WHAT TO PRODUCE -> Return every one of the following items verbatim, with each line reproduced character for character.

SOURCE RECORDS ->
########################################

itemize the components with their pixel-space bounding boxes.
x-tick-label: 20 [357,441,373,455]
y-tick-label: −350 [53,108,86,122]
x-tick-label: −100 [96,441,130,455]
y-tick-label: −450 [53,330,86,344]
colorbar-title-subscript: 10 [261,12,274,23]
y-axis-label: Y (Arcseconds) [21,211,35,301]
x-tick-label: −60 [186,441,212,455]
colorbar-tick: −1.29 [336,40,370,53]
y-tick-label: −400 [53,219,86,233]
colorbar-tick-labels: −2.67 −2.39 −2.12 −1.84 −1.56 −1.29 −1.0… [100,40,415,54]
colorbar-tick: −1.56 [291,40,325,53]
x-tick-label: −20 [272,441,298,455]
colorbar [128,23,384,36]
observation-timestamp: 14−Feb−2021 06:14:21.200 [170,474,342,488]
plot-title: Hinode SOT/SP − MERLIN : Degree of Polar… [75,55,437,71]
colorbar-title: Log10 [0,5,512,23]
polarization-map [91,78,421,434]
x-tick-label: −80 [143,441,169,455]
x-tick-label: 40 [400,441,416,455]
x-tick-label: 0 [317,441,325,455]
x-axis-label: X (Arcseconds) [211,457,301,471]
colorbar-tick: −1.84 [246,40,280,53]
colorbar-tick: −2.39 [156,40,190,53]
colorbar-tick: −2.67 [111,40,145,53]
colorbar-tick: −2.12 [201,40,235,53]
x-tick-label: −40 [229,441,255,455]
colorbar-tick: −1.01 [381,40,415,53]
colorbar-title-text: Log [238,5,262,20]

########################################

IN RESPONSE ->
itemize the components with their pixel-space bounding boxes.
x-tick-label: 20 [357,441,373,455]
y-tick-label: −350 [53,108,86,122]
x-tick-label: −100 [96,441,130,455]
y-tick-label: −450 [53,330,86,344]
colorbar-title-subscript: 10 [261,12,274,23]
y-axis-label: Y (Arcseconds) [21,211,35,301]
x-tick-label: −60 [186,441,212,455]
colorbar-tick: −1.29 [336,40,370,53]
y-tick-label: −400 [53,219,86,233]
colorbar-tick-labels: −2.67 −2.39 −2.12 −1.84 −1.56 −1.29 −1.0… [100,40,415,54]
colorbar-tick: −1.56 [291,40,325,53]
x-tick-label: −20 [272,441,298,455]
colorbar [128,23,384,36]
observation-timestamp: 14−Feb−2021 06:14:21.200 [170,474,342,488]
plot-title: Hinode SOT/SP − MERLIN : Degree of Polar… [75,55,437,71]
colorbar-title: Log10 [0,5,512,23]
polarization-map [91,78,421,434]
x-tick-label: −80 [143,441,169,455]
x-tick-label: 40 [400,441,416,455]
x-tick-label: 0 [317,441,325,455]
x-axis-label: X (Arcseconds) [211,457,301,471]
colorbar-tick: −1.84 [246,40,280,53]
colorbar-tick: −2.39 [156,40,190,53]
colorbar-tick: −2.67 [111,40,145,53]
colorbar-tick: −2.12 [201,40,235,53]
x-tick-label: −40 [229,441,255,455]
colorbar-tick: −1.01 [381,40,415,53]
colorbar-title-text: Log [238,5,262,20]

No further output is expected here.